--- Work required ---
Write out the entire listing below exactly, with the pictures left out.

———

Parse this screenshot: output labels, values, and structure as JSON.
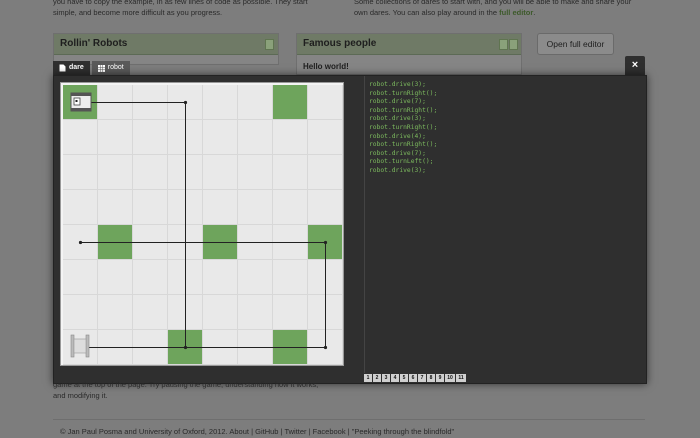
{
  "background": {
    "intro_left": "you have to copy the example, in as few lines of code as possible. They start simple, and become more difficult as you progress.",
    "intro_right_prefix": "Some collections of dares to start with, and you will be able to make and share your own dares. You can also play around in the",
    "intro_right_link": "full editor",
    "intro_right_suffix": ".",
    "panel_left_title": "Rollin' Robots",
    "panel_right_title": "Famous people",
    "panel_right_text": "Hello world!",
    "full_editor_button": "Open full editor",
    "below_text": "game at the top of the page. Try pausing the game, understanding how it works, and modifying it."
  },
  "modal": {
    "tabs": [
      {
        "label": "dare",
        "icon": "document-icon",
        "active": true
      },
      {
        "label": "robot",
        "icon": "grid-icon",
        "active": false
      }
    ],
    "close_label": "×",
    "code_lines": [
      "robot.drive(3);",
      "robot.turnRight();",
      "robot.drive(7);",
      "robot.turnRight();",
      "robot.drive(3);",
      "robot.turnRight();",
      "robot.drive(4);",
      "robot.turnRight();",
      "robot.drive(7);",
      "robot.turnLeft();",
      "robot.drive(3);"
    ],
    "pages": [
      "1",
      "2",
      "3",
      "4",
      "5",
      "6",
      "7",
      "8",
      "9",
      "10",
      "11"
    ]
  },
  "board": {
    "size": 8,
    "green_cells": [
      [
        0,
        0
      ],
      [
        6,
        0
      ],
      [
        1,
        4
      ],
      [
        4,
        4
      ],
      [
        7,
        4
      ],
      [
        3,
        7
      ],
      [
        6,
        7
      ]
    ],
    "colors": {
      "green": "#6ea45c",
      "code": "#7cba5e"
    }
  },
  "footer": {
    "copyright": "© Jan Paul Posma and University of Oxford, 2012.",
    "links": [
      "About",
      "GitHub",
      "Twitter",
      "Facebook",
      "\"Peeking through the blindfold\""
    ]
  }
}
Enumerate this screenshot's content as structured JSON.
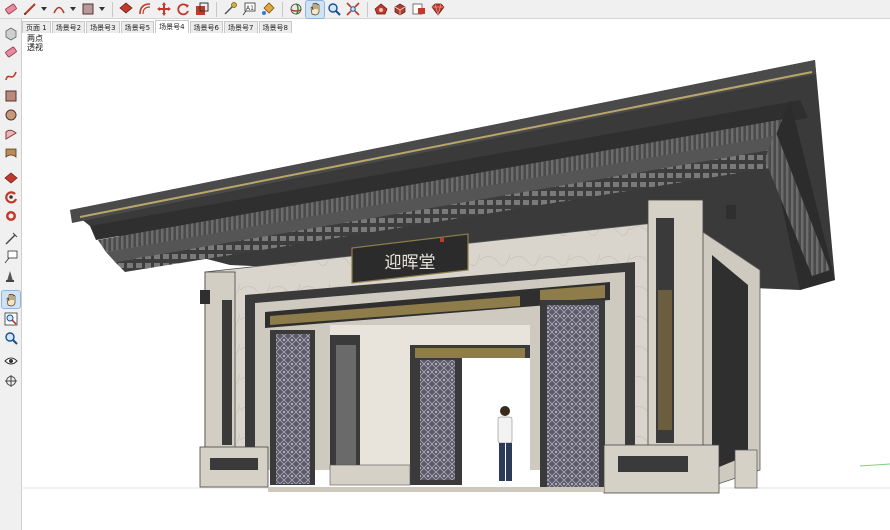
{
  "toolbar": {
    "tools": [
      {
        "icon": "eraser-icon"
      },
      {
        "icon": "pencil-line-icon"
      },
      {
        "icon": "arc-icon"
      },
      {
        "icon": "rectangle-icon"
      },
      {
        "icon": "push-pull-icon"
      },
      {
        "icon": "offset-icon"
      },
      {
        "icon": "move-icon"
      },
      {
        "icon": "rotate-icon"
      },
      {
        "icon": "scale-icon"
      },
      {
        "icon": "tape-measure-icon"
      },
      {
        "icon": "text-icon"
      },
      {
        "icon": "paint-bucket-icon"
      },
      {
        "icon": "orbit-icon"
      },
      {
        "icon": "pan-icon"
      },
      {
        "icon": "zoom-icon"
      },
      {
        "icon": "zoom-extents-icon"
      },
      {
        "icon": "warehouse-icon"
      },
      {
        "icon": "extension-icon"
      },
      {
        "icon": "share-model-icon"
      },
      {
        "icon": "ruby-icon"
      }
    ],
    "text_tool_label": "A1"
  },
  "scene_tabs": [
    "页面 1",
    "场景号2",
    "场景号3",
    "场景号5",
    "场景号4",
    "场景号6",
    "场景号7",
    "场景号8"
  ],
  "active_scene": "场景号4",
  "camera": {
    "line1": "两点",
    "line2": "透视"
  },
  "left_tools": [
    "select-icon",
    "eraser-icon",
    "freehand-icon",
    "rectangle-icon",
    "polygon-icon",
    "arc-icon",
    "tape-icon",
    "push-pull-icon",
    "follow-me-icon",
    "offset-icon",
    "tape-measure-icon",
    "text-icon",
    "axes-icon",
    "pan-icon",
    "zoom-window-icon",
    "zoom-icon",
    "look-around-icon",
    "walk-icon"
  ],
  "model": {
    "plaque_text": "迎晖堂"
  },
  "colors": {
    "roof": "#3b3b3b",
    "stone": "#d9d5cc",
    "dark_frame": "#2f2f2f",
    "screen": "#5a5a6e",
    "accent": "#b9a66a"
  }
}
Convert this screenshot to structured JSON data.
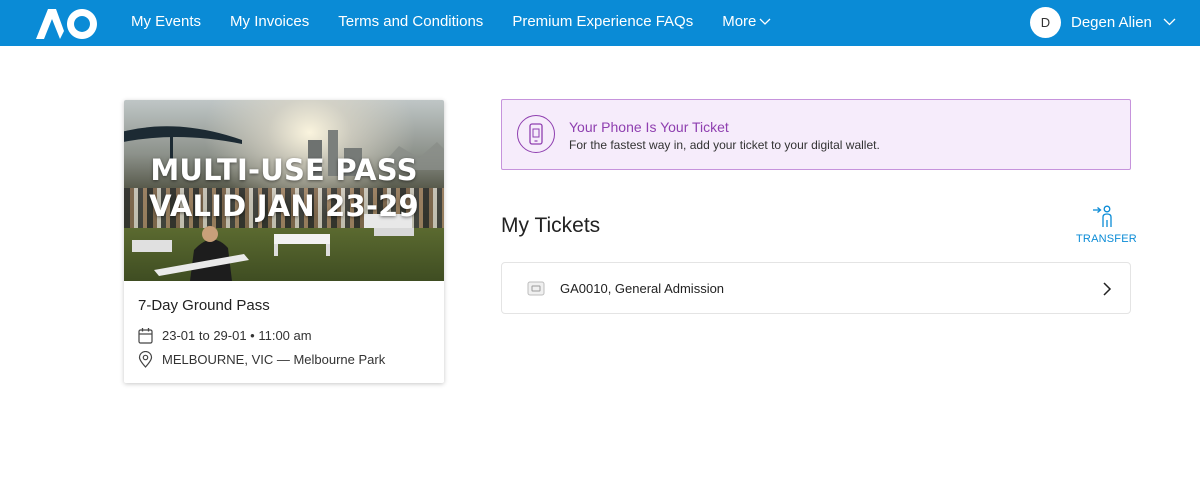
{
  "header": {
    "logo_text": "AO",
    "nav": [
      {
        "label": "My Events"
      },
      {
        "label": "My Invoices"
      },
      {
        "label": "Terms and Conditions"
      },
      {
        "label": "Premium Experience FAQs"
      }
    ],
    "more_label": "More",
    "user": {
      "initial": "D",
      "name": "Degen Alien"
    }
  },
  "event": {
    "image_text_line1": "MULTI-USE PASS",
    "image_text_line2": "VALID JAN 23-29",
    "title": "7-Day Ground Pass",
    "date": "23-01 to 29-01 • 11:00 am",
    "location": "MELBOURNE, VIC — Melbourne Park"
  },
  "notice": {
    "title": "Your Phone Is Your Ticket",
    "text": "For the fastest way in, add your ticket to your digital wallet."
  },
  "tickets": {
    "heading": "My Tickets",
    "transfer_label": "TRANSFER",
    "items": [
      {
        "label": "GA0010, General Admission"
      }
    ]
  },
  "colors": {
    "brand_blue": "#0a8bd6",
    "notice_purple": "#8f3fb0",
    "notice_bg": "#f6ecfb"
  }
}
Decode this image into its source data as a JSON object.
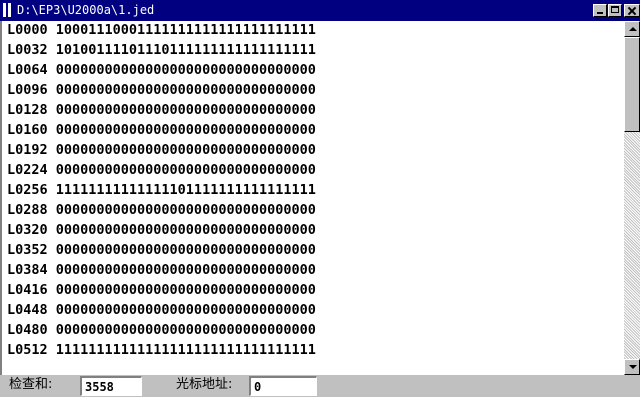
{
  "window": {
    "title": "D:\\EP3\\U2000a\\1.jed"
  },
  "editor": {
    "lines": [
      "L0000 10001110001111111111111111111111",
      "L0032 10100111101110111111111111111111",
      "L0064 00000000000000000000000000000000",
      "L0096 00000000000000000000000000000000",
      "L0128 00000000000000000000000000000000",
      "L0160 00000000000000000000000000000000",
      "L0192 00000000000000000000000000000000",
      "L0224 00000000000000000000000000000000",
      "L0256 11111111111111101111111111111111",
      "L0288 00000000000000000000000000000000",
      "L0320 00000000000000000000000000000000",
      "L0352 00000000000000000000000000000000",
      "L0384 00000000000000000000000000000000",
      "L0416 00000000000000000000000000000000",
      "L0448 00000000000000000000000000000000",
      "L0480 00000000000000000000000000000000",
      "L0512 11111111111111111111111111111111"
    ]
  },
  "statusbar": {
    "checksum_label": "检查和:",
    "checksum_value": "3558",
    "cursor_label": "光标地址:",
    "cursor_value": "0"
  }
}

———

--- Complete output ---
Parse this screenshot: output labels, values, and structure as JSON.
{
  "background": {
    "intro_left": "you have to copy the example, in as few lines of code as possible. They start simple, and become more difficult as you progress.",
    "intro_right_prefix": "Some collections of dares to start with, and you will be able to make and share your own dares. You can also play around in the",
    "intro_right_link": "full editor",
    "intro_right_suffix": ".",
    "panel_left_title": "Rollin' Robots",
    "panel_right_title": "Famous people",
    "panel_right_text": "Hello world!",
    "full_editor_button": "Open full editor",
    "below_text": "game at the top of the page. Try pausing the game, understanding how it works, and modifying it."
  },
  "modal": {
    "tabs": [
      {
        "label": "dare",
        "icon": "document-icon",
        "active": true
      },
      {
        "label": "robot",
        "icon": "grid-icon",
        "active": false
      }
    ],
    "close_label": "×",
    "code_lines": [
      "robot.drive(3);",
      "robot.turnRight();",
      "robot.drive(7);",
      "robot.turnRight();",
      "robot.drive(3);",
      "robot.turnRight();",
      "robot.drive(4);",
      "robot.turnRight();",
      "robot.drive(7);",
      "robot.turnLeft();",
      "robot.drive(3);"
    ],
    "pages": [
      "1",
      "2",
      "3",
      "4",
      "5",
      "6",
      "7",
      "8",
      "9",
      "10",
      "11"
    ]
  },
  "board": {
    "size": 8,
    "green_cells": [
      [
        0,
        0
      ],
      [
        6,
        0
      ],
      [
        1,
        4
      ],
      [
        4,
        4
      ],
      [
        7,
        4
      ],
      [
        3,
        7
      ],
      [
        6,
        7
      ]
    ],
    "colors": {
      "green": "#6ea45c",
      "code": "#7cba5e"
    }
  },
  "footer": {
    "copyright": "© Jan Paul Posma and University of Oxford, 2012.",
    "links": [
      "About",
      "GitHub",
      "Twitter",
      "Facebook",
      "\"Peeking through the blindfold\""
    ]
  }
}
Enumerate this screenshot's content as structured JSON.
{
  "toolbar": {
    "tools": [
      {
        "icon": "eraser-icon"
      },
      {
        "icon": "pencil-line-icon"
      },
      {
        "icon": "arc-icon"
      },
      {
        "icon": "rectangle-icon"
      },
      {
        "icon": "push-pull-icon"
      },
      {
        "icon": "offset-icon"
      },
      {
        "icon": "move-icon"
      },
      {
        "icon": "rotate-icon"
      },
      {
        "icon": "scale-icon"
      },
      {
        "icon": "tape-measure-icon"
      },
      {
        "icon": "text-icon"
      },
      {
        "icon": "paint-bucket-icon"
      },
      {
        "icon": "orbit-icon"
      },
      {
        "icon": "pan-icon"
      },
      {
        "icon": "zoom-icon"
      },
      {
        "icon": "zoom-extents-icon"
      },
      {
        "icon": "warehouse-icon"
      },
      {
        "icon": "extension-icon"
      },
      {
        "icon": "share-model-icon"
      },
      {
        "icon": "ruby-icon"
      }
    ],
    "text_tool_label": "A1"
  },
  "scene_tabs": [
    "页面 1",
    "场景号2",
    "场景号3",
    "场景号5",
    "场景号4",
    "场景号6",
    "场景号7",
    "场景号8"
  ],
  "active_scene": "场景号4",
  "camera": {
    "line1": "两点",
    "line2": "透视"
  },
  "left_tools": [
    "select-icon",
    "eraser-icon",
    "freehand-icon",
    "rectangle-icon",
    "polygon-icon",
    "arc-icon",
    "tape-icon",
    "push-pull-icon",
    "follow-me-icon",
    "offset-icon",
    "tape-measure-icon",
    "text-icon",
    "axes-icon",
    "pan-icon",
    "zoom-window-icon",
    "zoom-icon",
    "look-around-icon",
    "walk-icon"
  ],
  "model": {
    "plaque_text": "迎晖堂"
  },
  "colors": {
    "roof": "#3b3b3b",
    "stone": "#d9d5cc",
    "dark_frame": "#2f2f2f",
    "screen": "#5a5a6e",
    "accent": "#b9a66a"
  }
}
Convert this screenshot to structured JSON data.
{
  "header": {
    "logo_text": "AO",
    "nav": [
      {
        "label": "My Events"
      },
      {
        "label": "My Invoices"
      },
      {
        "label": "Terms and Conditions"
      },
      {
        "label": "Premium Experience FAQs"
      }
    ],
    "more_label": "More",
    "user": {
      "initial": "D",
      "name": "Degen Alien"
    }
  },
  "event": {
    "image_text_line1": "MULTI-USE PASS",
    "image_text_line2": "VALID JAN 23-29",
    "title": "7-Day Ground Pass",
    "date": "23-01 to 29-01 • 11:00 am",
    "location": "MELBOURNE, VIC — Melbourne Park"
  },
  "notice": {
    "title": "Your Phone Is Your Ticket",
    "text": "For the fastest way in, add your ticket to your digital wallet."
  },
  "tickets": {
    "heading": "My Tickets",
    "transfer_label": "TRANSFER",
    "items": [
      {
        "label": "GA0010, General Admission"
      }
    ]
  },
  "colors": {
    "brand_blue": "#0a8bd6",
    "notice_purple": "#8f3fb0",
    "notice_bg": "#f6ecfb"
  }
}
Decode this image into its source data as a JSON object.
{
  "window": {
    "title": "D:\\EP3\\U2000a\\1.jed"
  },
  "editor": {
    "lines": [
      "L0000 10001110001111111111111111111111",
      "L0032 10100111101110111111111111111111",
      "L0064 00000000000000000000000000000000",
      "L0096 00000000000000000000000000000000",
      "L0128 00000000000000000000000000000000",
      "L0160 00000000000000000000000000000000",
      "L0192 00000000000000000000000000000000",
      "L0224 00000000000000000000000000000000",
      "L0256 11111111111111101111111111111111",
      "L0288 00000000000000000000000000000000",
      "L0320 00000000000000000000000000000000",
      "L0352 00000000000000000000000000000000",
      "L0384 00000000000000000000000000000000",
      "L0416 00000000000000000000000000000000",
      "L0448 00000000000000000000000000000000",
      "L0480 00000000000000000000000000000000",
      "L0512 11111111111111111111111111111111"
    ]
  },
  "statusbar": {
    "checksum_label": "检查和:",
    "checksum_value": "3558",
    "cursor_label": "光标地址:",
    "cursor_value": "0"
  }
}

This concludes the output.